> _Aim_
Restate all of the entries exactly, dropping any pictures they hold.

Collected data entries:
-*-
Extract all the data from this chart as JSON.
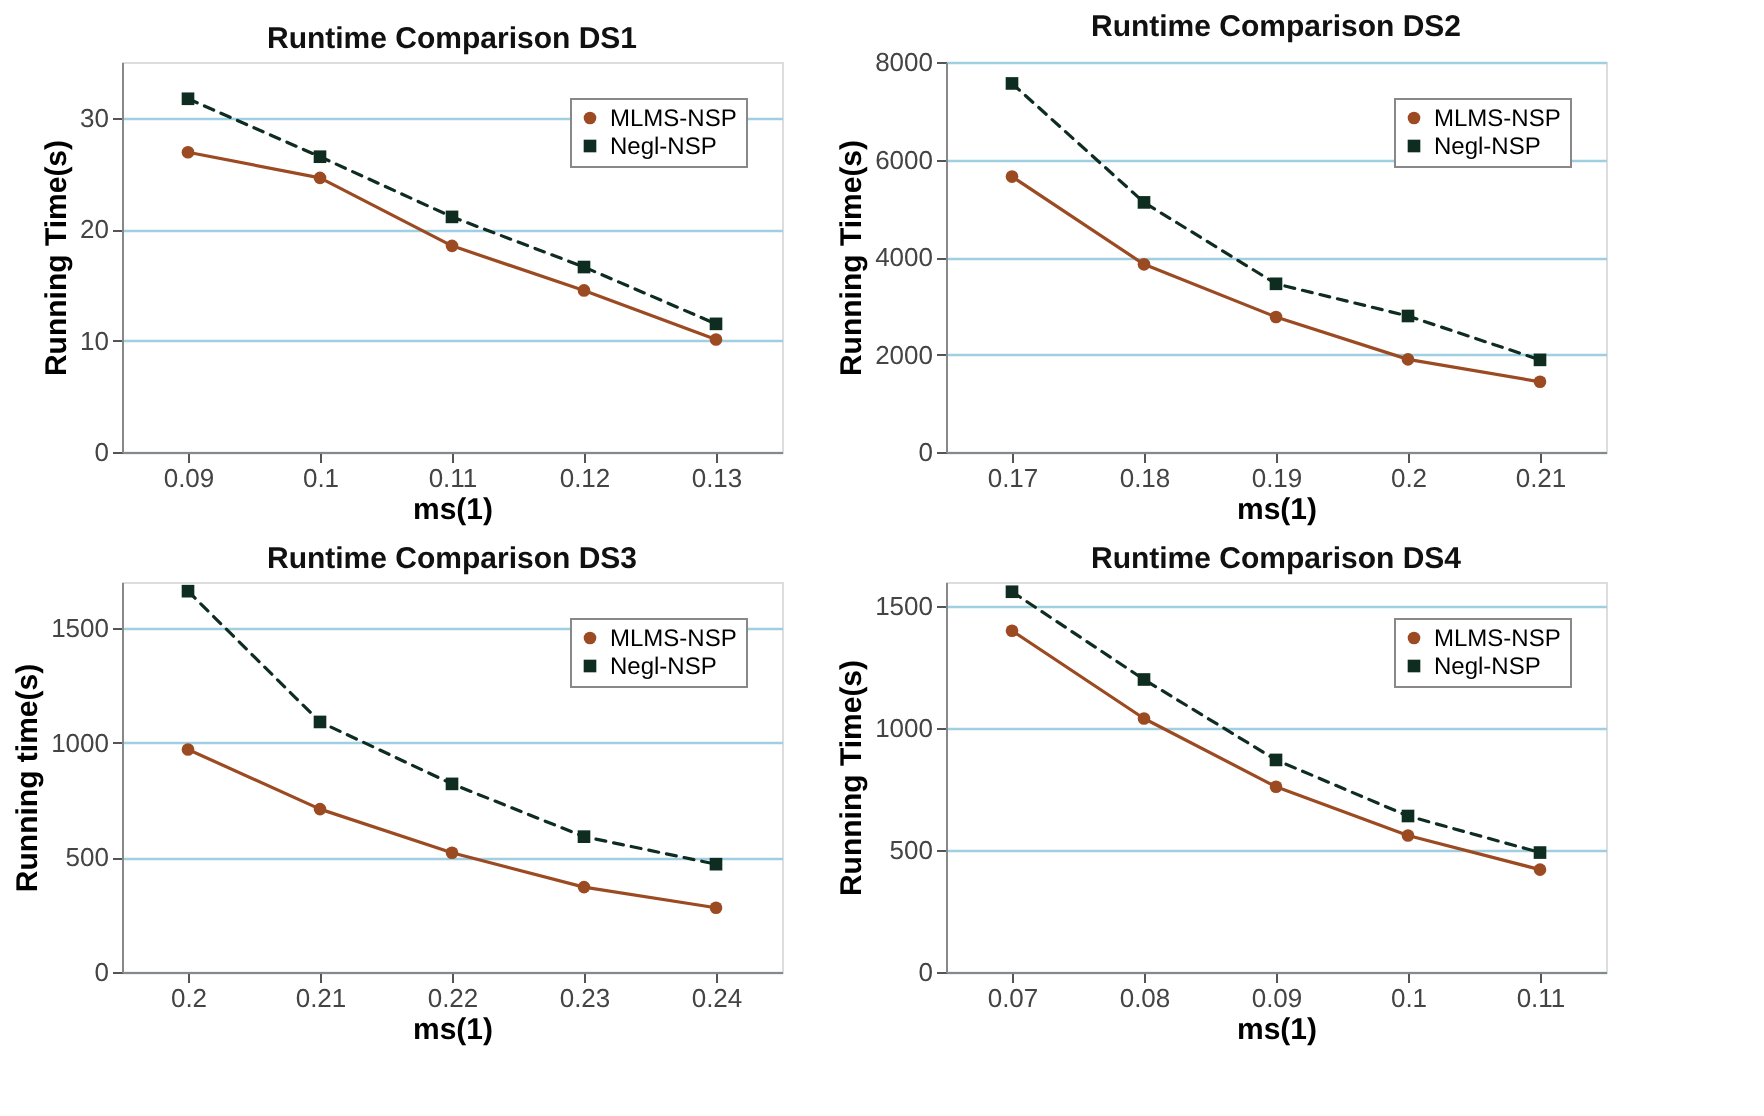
{
  "chart_data": [
    {
      "type": "line",
      "title": "Runtime Comparison DS1",
      "xlabel": "ms(1)",
      "ylabel": "Running Time(s)",
      "x": [
        0.09,
        0.1,
        0.11,
        0.12,
        0.13
      ],
      "xlim": [
        0.085,
        0.135
      ],
      "xticks": [
        0.09,
        0.1,
        0.11,
        0.12,
        0.13
      ],
      "ylim": [
        0,
        35
      ],
      "yticks": [
        0,
        10,
        20,
        30
      ],
      "grid": "y",
      "legend": "top right",
      "series": [
        {
          "name": "MLMS-NSP",
          "color": "#9c4a22",
          "marker": "circle",
          "line_style": "solid",
          "values": [
            26.9,
            24.6,
            18.5,
            14.5,
            10.1
          ]
        },
        {
          "name": "Negl-NSP",
          "color": "#0e2d20",
          "marker": "square",
          "line_style": "dashed",
          "values": [
            31.7,
            26.5,
            21.1,
            16.6,
            11.5
          ]
        }
      ]
    },
    {
      "type": "line",
      "title": "Runtime Comparison DS2",
      "xlabel": "ms(1)",
      "ylabel": "Running Time(s)",
      "x": [
        0.17,
        0.18,
        0.19,
        0.2,
        0.21
      ],
      "xlim": [
        0.165,
        0.215
      ],
      "xticks": [
        0.17,
        0.18,
        0.19,
        0.2,
        0.21
      ],
      "ylim": [
        0,
        8000
      ],
      "yticks": [
        0,
        2000,
        4000,
        6000,
        8000
      ],
      "grid": "y",
      "legend": "top right",
      "series": [
        {
          "name": "MLMS-NSP",
          "color": "#9c4a22",
          "marker": "circle",
          "line_style": "solid",
          "values": [
            5650,
            3850,
            2770,
            1900,
            1440
          ]
        },
        {
          "name": "Negl-NSP",
          "color": "#0e2d20",
          "marker": "square",
          "line_style": "dashed",
          "values": [
            7560,
            5120,
            3450,
            2790,
            1890
          ]
        }
      ]
    },
    {
      "type": "line",
      "title": "Runtime Comparison DS3",
      "xlabel": "ms(1)",
      "ylabel": "Running time(s)",
      "x": [
        0.2,
        0.21,
        0.22,
        0.23,
        0.24
      ],
      "xlim": [
        0.195,
        0.245
      ],
      "xticks": [
        0.2,
        0.21,
        0.22,
        0.23,
        0.24
      ],
      "ylim": [
        0,
        1700
      ],
      "yticks": [
        0,
        500,
        1000,
        1500
      ],
      "grid": "y",
      "legend": "top right",
      "series": [
        {
          "name": "MLMS-NSP",
          "color": "#9c4a22",
          "marker": "circle",
          "line_style": "solid",
          "values": [
            970,
            710,
            520,
            370,
            280
          ]
        },
        {
          "name": "Negl-NSP",
          "color": "#0e2d20",
          "marker": "square",
          "line_style": "dashed",
          "values": [
            1660,
            1090,
            820,
            590,
            470
          ]
        }
      ]
    },
    {
      "type": "line",
      "title": "Runtime Comparison DS4",
      "xlabel": "ms(1)",
      "ylabel": "Running Time(s)",
      "x": [
        0.07,
        0.08,
        0.09,
        0.1,
        0.11
      ],
      "xlim": [
        0.065,
        0.115
      ],
      "xticks": [
        0.07,
        0.08,
        0.09,
        0.1,
        0.11
      ],
      "ylim": [
        0,
        1600
      ],
      "yticks": [
        0,
        500,
        1000,
        1500
      ],
      "grid": "y",
      "legend": "top right",
      "series": [
        {
          "name": "MLMS-NSP",
          "color": "#9c4a22",
          "marker": "circle",
          "line_style": "solid",
          "values": [
            1400,
            1040,
            760,
            560,
            420
          ]
        },
        {
          "name": "Negl-NSP",
          "color": "#0e2d20",
          "marker": "square",
          "line_style": "dashed",
          "values": [
            1560,
            1200,
            870,
            640,
            490
          ]
        }
      ]
    }
  ]
}
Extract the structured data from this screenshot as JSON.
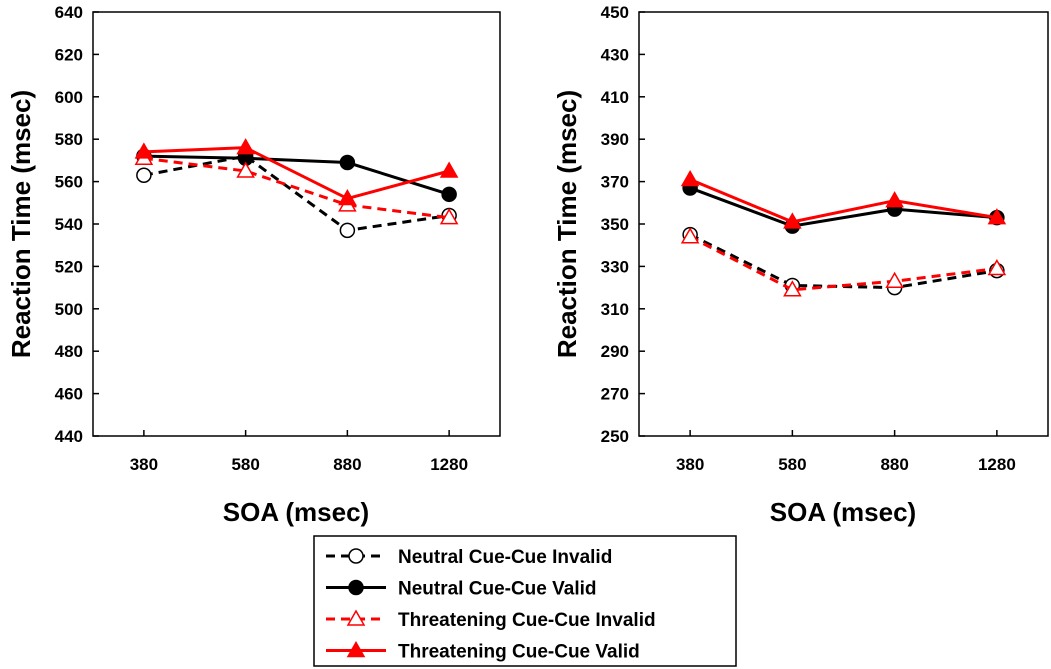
{
  "chart_data": [
    {
      "type": "line",
      "title": "",
      "xlabel": "SOA (msec)",
      "ylabel": "Reaction Time (msec)",
      "categories": [
        "380",
        "580",
        "880",
        "1280"
      ],
      "ylim": [
        440,
        640
      ],
      "yticks": [
        440,
        460,
        480,
        500,
        520,
        540,
        560,
        580,
        600,
        620,
        640
      ],
      "series": [
        {
          "name": "Neutral Cue-Cue Invalid",
          "values": [
            563,
            572,
            537,
            544
          ]
        },
        {
          "name": "Neutral Cue-Cue Valid",
          "values": [
            572,
            571,
            569,
            554
          ]
        },
        {
          "name": "Threatening Cue-Cue Invalid",
          "values": [
            571,
            565,
            549,
            543
          ]
        },
        {
          "name": "Threatening Cue-Cue Valid",
          "values": [
            574,
            576,
            552,
            565
          ]
        }
      ]
    },
    {
      "type": "line",
      "title": "",
      "xlabel": "SOA (msec)",
      "ylabel": "Reaction Time (msec)",
      "categories": [
        "380",
        "580",
        "880",
        "1280"
      ],
      "ylim": [
        250,
        450
      ],
      "yticks": [
        250,
        270,
        290,
        310,
        330,
        350,
        370,
        390,
        410,
        430,
        450
      ],
      "series": [
        {
          "name": "Neutral Cue-Cue Invalid",
          "values": [
            345,
            321,
            320,
            328
          ]
        },
        {
          "name": "Neutral Cue-Cue Valid",
          "values": [
            367,
            349,
            357,
            353
          ]
        },
        {
          "name": "Threatening Cue-Cue Invalid",
          "values": [
            344,
            319,
            323,
            329
          ]
        },
        {
          "name": "Threatening Cue-Cue Valid",
          "values": [
            371,
            351,
            361,
            353
          ]
        }
      ]
    }
  ],
  "legend": {
    "entries": [
      {
        "label": "Neutral Cue-Cue Invalid",
        "color": "#000000",
        "dash": true,
        "marker": "circle",
        "filled": false
      },
      {
        "label": "Neutral Cue-Cue Valid",
        "color": "#000000",
        "dash": false,
        "marker": "circle",
        "filled": true
      },
      {
        "label": "Threatening Cue-Cue Invalid",
        "color": "#ff0000",
        "dash": true,
        "marker": "triangle",
        "filled": false
      },
      {
        "label": "Threatening Cue-Cue Valid",
        "color": "#ff0000",
        "dash": false,
        "marker": "triangle",
        "filled": true
      }
    ]
  }
}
-*-
> _Output_
Extract all the data from this chart as JSON.
{
  "chart_data": [
    {
      "type": "line",
      "title": "Runtime Comparison DS1",
      "xlabel": "ms(1)",
      "ylabel": "Running Time(s)",
      "x": [
        0.09,
        0.1,
        0.11,
        0.12,
        0.13
      ],
      "xlim": [
        0.085,
        0.135
      ],
      "xticks": [
        0.09,
        0.1,
        0.11,
        0.12,
        0.13
      ],
      "ylim": [
        0,
        35
      ],
      "yticks": [
        0,
        10,
        20,
        30
      ],
      "grid": "y",
      "legend": "top right",
      "series": [
        {
          "name": "MLMS-NSP",
          "color": "#9c4a22",
          "marker": "circle",
          "line_style": "solid",
          "values": [
            26.9,
            24.6,
            18.5,
            14.5,
            10.1
          ]
        },
        {
          "name": "Negl-NSP",
          "color": "#0e2d20",
          "marker": "square",
          "line_style": "dashed",
          "values": [
            31.7,
            26.5,
            21.1,
            16.6,
            11.5
          ]
        }
      ]
    },
    {
      "type": "line",
      "title": "Runtime Comparison DS2",
      "xlabel": "ms(1)",
      "ylabel": "Running Time(s)",
      "x": [
        0.17,
        0.18,
        0.19,
        0.2,
        0.21
      ],
      "xlim": [
        0.165,
        0.215
      ],
      "xticks": [
        0.17,
        0.18,
        0.19,
        0.2,
        0.21
      ],
      "ylim": [
        0,
        8000
      ],
      "yticks": [
        0,
        2000,
        4000,
        6000,
        8000
      ],
      "grid": "y",
      "legend": "top right",
      "series": [
        {
          "name": "MLMS-NSP",
          "color": "#9c4a22",
          "marker": "circle",
          "line_style": "solid",
          "values": [
            5650,
            3850,
            2770,
            1900,
            1440
          ]
        },
        {
          "name": "Negl-NSP",
          "color": "#0e2d20",
          "marker": "square",
          "line_style": "dashed",
          "values": [
            7560,
            5120,
            3450,
            2790,
            1890
          ]
        }
      ]
    },
    {
      "type": "line",
      "title": "Runtime Comparison DS3",
      "xlabel": "ms(1)",
      "ylabel": "Running time(s)",
      "x": [
        0.2,
        0.21,
        0.22,
        0.23,
        0.24
      ],
      "xlim": [
        0.195,
        0.245
      ],
      "xticks": [
        0.2,
        0.21,
        0.22,
        0.23,
        0.24
      ],
      "ylim": [
        0,
        1700
      ],
      "yticks": [
        0,
        500,
        1000,
        1500
      ],
      "grid": "y",
      "legend": "top right",
      "series": [
        {
          "name": "MLMS-NSP",
          "color": "#9c4a22",
          "marker": "circle",
          "line_style": "solid",
          "values": [
            970,
            710,
            520,
            370,
            280
          ]
        },
        {
          "name": "Negl-NSP",
          "color": "#0e2d20",
          "marker": "square",
          "line_style": "dashed",
          "values": [
            1660,
            1090,
            820,
            590,
            470
          ]
        }
      ]
    },
    {
      "type": "line",
      "title": "Runtime Comparison DS4",
      "xlabel": "ms(1)",
      "ylabel": "Running Time(s)",
      "x": [
        0.07,
        0.08,
        0.09,
        0.1,
        0.11
      ],
      "xlim": [
        0.065,
        0.115
      ],
      "xticks": [
        0.07,
        0.08,
        0.09,
        0.1,
        0.11
      ],
      "ylim": [
        0,
        1600
      ],
      "yticks": [
        0,
        500,
        1000,
        1500
      ],
      "grid": "y",
      "legend": "top right",
      "series": [
        {
          "name": "MLMS-NSP",
          "color": "#9c4a22",
          "marker": "circle",
          "line_style": "solid",
          "values": [
            1400,
            1040,
            760,
            560,
            420
          ]
        },
        {
          "name": "Negl-NSP",
          "color": "#0e2d20",
          "marker": "square",
          "line_style": "dashed",
          "values": [
            1560,
            1200,
            870,
            640,
            490
          ]
        }
      ]
    }
  ]
}
Extract the structured data from this screenshot as JSON.
{
  "chart_data": [
    {
      "type": "line",
      "title": "",
      "xlabel": "SOA (msec)",
      "ylabel": "Reaction Time (msec)",
      "categories": [
        "380",
        "580",
        "880",
        "1280"
      ],
      "ylim": [
        440,
        640
      ],
      "yticks": [
        440,
        460,
        480,
        500,
        520,
        540,
        560,
        580,
        600,
        620,
        640
      ],
      "series": [
        {
          "name": "Neutral Cue-Cue Invalid",
          "values": [
            563,
            572,
            537,
            544
          ]
        },
        {
          "name": "Neutral Cue-Cue Valid",
          "values": [
            572,
            571,
            569,
            554
          ]
        },
        {
          "name": "Threatening Cue-Cue Invalid",
          "values": [
            571,
            565,
            549,
            543
          ]
        },
        {
          "name": "Threatening Cue-Cue Valid",
          "values": [
            574,
            576,
            552,
            565
          ]
        }
      ]
    },
    {
      "type": "line",
      "title": "",
      "xlabel": "SOA (msec)",
      "ylabel": "Reaction Time (msec)",
      "categories": [
        "380",
        "580",
        "880",
        "1280"
      ],
      "ylim": [
        250,
        450
      ],
      "yticks": [
        250,
        270,
        290,
        310,
        330,
        350,
        370,
        390,
        410,
        430,
        450
      ],
      "series": [
        {
          "name": "Neutral Cue-Cue Invalid",
          "values": [
            345,
            321,
            320,
            328
          ]
        },
        {
          "name": "Neutral Cue-Cue Valid",
          "values": [
            367,
            349,
            357,
            353
          ]
        },
        {
          "name": "Threatening Cue-Cue Invalid",
          "values": [
            344,
            319,
            323,
            329
          ]
        },
        {
          "name": "Threatening Cue-Cue Valid",
          "values": [
            371,
            351,
            361,
            353
          ]
        }
      ]
    }
  ],
  "legend": {
    "entries": [
      {
        "label": "Neutral Cue-Cue Invalid",
        "color": "#000000",
        "dash": true,
        "marker": "circle",
        "filled": false
      },
      {
        "label": "Neutral Cue-Cue Valid",
        "color": "#000000",
        "dash": false,
        "marker": "circle",
        "filled": true
      },
      {
        "label": "Threatening Cue-Cue Invalid",
        "color": "#ff0000",
        "dash": true,
        "marker": "triangle",
        "filled": false
      },
      {
        "label": "Threatening Cue-Cue Valid",
        "color": "#ff0000",
        "dash": false,
        "marker": "triangle",
        "filled": true
      }
    ]
  }
}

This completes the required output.